▸ Study text
Regarding other tumor sites, papillary thyroid carcinoma appeared in one family of APC group 3; liver and breast cancers were reported in two families each: one from group 2 and one from group 3; uterine cancer was reported in one group 1 and one group 4 (MAP) family. Finally, lung, hematologic, brain, or skin cancer and melanoma were reported in one family each.
Comparison with described APC genotype–phenotype correlations
Genotype–phenotype correlations in polyposis syndromes have been evaluated in several studies, and a general association between the location of the mutation and the clinical manifestation has been observed, albeit with some inconsistencies[7, 21, 34–36]. Recently, Nieuwenhuis and Vasen (2007) performed a meta-analysis and proposed categorization of the phenotypes into three degrees of polyposis severity and the associated site of APC mutation. Attenuated FAP was associated with mutations before codon 157, after codon 1595, and in the alternatively spliced region of exon 9; severe polyposis was related to mutations between codons 1250 and 1464; and an intermediate phenotype was associated with APC mutations located in the remaining sequence of the gene (Figure3).
We compared the clinical and genetic data from our cohort with the APC codon limits defined by Nieuwenhuis and Vasen (2007). Figure3A and B show the distribution of the polyposis phenotype of the index cases according to the location of their APC mutation, and compare it with the genotype–phenotype correlations previously proposed. Nine (64%) of 14 FAP families with an APC pathogenic mutation presented the expected polyposis severity according to the location of the APC mutation, while the remaining five families exhibited discordant results from the anticipated phenotype. Nine families presented a profuse polyposis burden (> 1000 polyps) — two of them carried a mutation in codon 1309, two in codon 1367, and one in codon 1294, while the four remaining patients carried mutations in codons usually associated with an intermediate number of polyps (codons 283, 302, 1017, and 1465) (Figure3A and B).
Two of the herein identified mutations presented a remarkably more aggressive phenotype than expected given their location and the phenotypes reported in the literature. The mutation c.447dupC (p.Lys150GlnfsX18), identified in family ID05, is located in exon 4; the 5′ region of the APC gene is generally associated with attenuated polyposis and later age of onset. While the mean age of onset in this family (40 years old) was within the predicted range, the polyposis phenotype caused by this novel mutation was more aggressive than expected, since several members of the family presented more than 100 adenomatous polyps. Furthermore, three relatives had developed a desmoid tumor, usually not observed in patients with a mutation at the 5′ end of the APC gene.
An aggressive phenotypic expression was also observed for the mutation c.3050–3053delATGA (p.Asn1017MetfsX4), identified in family ID10 (Figure4). Although the mutation is located in the region associated with an intermediate FAP phenotype, the proband presented a high number of polyps (> 1000) at the age of 15, a desmoid tumor at the age of 20, and thyroid carcinoma and jaw keratocysts at 21 years. Her brother and seven cousins also developed polyps at early ages (7, 14, 15, 19, 17, 22, and two at 29 years old). Desmoid tumors were described in another three relatives.

▸ About this exercise
Print the part of the APC mutation text starting with "Two of the herein" and going on through "the APC gene.", word for word.

▸ Dataset content
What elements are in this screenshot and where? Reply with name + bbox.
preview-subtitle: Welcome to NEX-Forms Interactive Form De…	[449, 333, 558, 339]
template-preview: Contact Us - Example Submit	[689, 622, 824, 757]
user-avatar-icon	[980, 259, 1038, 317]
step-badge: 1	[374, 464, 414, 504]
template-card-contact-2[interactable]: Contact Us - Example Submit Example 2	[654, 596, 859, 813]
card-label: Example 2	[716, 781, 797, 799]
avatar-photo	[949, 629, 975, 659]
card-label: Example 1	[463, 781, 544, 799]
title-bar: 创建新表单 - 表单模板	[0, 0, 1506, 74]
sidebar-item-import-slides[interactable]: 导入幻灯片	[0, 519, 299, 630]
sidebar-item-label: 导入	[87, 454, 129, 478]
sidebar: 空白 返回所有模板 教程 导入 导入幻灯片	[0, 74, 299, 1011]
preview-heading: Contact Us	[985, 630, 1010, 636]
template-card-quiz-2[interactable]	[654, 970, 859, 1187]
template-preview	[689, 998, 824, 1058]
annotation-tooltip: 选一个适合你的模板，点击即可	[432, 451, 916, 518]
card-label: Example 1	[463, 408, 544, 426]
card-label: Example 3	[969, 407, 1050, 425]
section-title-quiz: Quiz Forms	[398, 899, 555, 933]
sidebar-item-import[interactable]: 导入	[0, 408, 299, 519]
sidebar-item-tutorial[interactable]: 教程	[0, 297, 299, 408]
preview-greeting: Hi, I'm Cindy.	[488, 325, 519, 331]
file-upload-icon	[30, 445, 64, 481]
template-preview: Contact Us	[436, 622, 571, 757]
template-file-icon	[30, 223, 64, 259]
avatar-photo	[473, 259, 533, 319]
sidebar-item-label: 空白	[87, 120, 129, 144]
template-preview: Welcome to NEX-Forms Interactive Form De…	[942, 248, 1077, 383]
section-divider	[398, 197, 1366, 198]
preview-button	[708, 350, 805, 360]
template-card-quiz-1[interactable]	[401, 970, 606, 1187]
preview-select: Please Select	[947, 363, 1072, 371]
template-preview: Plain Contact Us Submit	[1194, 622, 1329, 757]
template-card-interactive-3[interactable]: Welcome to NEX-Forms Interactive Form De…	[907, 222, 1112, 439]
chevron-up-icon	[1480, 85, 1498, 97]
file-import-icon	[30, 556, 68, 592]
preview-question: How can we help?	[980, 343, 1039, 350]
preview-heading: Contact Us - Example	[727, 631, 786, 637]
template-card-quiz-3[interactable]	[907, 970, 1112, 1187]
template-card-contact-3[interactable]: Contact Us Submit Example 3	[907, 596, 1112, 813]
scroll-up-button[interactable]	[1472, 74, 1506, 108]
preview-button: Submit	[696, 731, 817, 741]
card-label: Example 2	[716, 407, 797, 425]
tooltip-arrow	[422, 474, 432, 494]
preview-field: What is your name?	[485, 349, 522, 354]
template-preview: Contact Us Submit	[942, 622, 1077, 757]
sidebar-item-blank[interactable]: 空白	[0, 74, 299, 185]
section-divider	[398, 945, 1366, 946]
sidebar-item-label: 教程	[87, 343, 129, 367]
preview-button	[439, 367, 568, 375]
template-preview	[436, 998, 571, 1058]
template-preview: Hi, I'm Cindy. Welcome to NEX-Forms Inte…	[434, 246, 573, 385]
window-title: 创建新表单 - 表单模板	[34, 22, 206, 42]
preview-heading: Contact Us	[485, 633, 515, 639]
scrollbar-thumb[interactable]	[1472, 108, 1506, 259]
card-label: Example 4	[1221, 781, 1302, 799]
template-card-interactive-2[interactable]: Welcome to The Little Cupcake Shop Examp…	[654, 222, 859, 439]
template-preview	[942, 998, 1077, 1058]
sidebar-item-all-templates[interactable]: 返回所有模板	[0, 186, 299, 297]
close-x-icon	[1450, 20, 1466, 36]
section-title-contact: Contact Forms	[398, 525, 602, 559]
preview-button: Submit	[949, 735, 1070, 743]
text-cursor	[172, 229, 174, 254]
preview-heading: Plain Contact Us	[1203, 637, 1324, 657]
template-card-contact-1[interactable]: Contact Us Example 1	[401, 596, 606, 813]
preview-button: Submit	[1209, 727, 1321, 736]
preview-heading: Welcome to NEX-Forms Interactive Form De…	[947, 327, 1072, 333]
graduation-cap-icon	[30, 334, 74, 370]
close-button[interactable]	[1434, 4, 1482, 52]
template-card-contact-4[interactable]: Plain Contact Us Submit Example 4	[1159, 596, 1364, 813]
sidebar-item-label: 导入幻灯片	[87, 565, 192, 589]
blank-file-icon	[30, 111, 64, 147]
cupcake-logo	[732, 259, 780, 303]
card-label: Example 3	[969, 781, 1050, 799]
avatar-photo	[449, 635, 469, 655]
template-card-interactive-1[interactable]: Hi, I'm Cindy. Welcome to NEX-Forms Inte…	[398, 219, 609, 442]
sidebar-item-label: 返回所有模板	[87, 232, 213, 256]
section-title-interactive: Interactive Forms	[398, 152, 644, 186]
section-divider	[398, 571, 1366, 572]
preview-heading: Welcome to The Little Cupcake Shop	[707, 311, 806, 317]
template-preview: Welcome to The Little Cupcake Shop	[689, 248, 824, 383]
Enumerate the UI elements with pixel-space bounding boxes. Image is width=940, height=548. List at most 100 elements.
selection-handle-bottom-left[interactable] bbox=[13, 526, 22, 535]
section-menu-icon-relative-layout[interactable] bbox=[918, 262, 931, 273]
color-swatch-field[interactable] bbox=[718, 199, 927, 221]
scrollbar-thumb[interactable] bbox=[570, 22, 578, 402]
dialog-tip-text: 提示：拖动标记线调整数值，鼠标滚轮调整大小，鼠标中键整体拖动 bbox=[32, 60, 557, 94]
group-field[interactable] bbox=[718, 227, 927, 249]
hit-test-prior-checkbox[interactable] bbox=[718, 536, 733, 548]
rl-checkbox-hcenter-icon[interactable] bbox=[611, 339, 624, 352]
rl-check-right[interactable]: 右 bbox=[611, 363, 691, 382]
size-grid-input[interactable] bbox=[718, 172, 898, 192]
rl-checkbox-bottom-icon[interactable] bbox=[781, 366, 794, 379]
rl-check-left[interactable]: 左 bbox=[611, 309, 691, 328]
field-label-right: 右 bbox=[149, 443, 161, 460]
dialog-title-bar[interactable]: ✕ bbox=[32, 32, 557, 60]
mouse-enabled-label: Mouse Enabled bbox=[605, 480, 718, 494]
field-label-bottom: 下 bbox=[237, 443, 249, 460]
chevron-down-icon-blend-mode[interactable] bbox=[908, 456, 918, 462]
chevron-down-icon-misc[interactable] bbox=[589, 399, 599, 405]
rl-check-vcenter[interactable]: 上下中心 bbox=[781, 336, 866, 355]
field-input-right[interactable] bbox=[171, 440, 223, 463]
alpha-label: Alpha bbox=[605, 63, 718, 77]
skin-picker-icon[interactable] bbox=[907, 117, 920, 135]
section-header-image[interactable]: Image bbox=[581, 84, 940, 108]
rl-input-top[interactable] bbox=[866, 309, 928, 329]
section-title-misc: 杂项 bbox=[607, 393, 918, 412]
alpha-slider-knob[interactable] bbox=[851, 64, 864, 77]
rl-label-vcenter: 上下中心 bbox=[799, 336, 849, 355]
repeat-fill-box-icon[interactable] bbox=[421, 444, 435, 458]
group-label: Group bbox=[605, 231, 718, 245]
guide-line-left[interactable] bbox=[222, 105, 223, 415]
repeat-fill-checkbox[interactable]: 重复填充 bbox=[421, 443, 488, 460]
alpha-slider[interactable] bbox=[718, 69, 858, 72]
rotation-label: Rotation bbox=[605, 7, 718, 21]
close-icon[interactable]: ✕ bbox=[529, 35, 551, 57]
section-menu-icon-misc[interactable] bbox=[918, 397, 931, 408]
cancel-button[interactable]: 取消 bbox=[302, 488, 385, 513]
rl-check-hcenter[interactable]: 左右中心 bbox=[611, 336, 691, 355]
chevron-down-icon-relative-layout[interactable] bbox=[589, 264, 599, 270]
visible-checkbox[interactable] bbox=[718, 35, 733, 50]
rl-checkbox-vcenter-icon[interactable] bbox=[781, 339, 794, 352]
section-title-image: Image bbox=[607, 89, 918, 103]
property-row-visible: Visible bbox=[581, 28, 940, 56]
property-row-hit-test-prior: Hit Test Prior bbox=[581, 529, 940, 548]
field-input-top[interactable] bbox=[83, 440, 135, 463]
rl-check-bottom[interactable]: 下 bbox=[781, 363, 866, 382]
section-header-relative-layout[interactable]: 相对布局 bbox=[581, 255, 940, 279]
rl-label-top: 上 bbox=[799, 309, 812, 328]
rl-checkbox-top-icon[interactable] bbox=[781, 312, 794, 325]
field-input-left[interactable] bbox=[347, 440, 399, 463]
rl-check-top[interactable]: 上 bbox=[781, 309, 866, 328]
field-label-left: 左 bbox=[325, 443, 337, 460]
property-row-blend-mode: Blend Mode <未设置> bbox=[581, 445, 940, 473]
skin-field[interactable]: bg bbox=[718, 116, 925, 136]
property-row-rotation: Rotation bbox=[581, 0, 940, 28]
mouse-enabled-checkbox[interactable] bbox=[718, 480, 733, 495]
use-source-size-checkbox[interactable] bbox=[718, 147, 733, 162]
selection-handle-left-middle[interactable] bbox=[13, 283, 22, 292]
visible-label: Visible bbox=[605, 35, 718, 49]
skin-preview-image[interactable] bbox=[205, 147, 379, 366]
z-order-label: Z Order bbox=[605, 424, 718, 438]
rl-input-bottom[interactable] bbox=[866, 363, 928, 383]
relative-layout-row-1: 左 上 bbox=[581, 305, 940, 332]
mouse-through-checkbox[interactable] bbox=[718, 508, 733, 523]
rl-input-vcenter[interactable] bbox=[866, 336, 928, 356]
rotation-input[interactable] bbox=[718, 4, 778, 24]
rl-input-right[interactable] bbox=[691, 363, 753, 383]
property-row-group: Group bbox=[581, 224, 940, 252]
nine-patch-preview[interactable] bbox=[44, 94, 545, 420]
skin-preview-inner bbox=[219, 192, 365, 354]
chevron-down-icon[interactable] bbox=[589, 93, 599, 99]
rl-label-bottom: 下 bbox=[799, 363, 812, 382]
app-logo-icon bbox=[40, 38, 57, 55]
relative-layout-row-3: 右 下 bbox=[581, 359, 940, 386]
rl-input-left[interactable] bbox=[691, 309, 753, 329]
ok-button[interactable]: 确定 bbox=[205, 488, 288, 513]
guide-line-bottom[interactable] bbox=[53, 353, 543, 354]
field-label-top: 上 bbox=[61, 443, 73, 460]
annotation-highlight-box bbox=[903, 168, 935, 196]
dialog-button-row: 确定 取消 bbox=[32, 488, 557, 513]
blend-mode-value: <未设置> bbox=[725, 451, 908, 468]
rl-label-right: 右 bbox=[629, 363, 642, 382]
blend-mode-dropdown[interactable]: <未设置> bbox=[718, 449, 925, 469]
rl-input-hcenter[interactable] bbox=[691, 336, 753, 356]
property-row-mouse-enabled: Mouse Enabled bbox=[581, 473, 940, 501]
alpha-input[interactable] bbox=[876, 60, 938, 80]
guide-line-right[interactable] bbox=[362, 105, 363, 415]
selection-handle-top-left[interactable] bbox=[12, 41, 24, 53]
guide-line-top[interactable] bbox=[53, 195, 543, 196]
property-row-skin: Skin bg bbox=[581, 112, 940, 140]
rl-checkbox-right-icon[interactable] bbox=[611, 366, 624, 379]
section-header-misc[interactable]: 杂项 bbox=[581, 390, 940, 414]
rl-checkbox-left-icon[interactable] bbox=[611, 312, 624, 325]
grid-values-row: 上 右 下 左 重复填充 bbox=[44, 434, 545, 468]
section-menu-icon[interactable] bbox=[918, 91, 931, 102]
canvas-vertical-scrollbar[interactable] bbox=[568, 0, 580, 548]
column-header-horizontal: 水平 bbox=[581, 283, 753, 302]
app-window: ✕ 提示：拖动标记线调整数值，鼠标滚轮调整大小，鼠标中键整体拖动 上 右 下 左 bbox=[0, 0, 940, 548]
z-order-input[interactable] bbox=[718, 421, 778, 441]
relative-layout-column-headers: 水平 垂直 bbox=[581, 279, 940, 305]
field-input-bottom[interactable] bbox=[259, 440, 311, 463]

▸ Answer box
Two of the herein identified mutations presented a remarkably more aggressive phenotype than expected given their location and the phenotypes reported in the literature. The mutation c.447dupC (p.Lys150GlnfsX18), identified in family ID05, is located in exon 4; the 5′ region of the APC gene is generally associated with attenuated polyposis and later age of onset. While the mean age of onset in this family (40 years old) was within the predicted range, the polyposis phenotype caused by this novel mutation was more aggressive than expected, since several members of the family presented more than 100 adenomatous polyps. Furthermore, three relatives had developed a desmoid tumor, usually not observed in patients with a mutation at the 5′ end of the APC gene.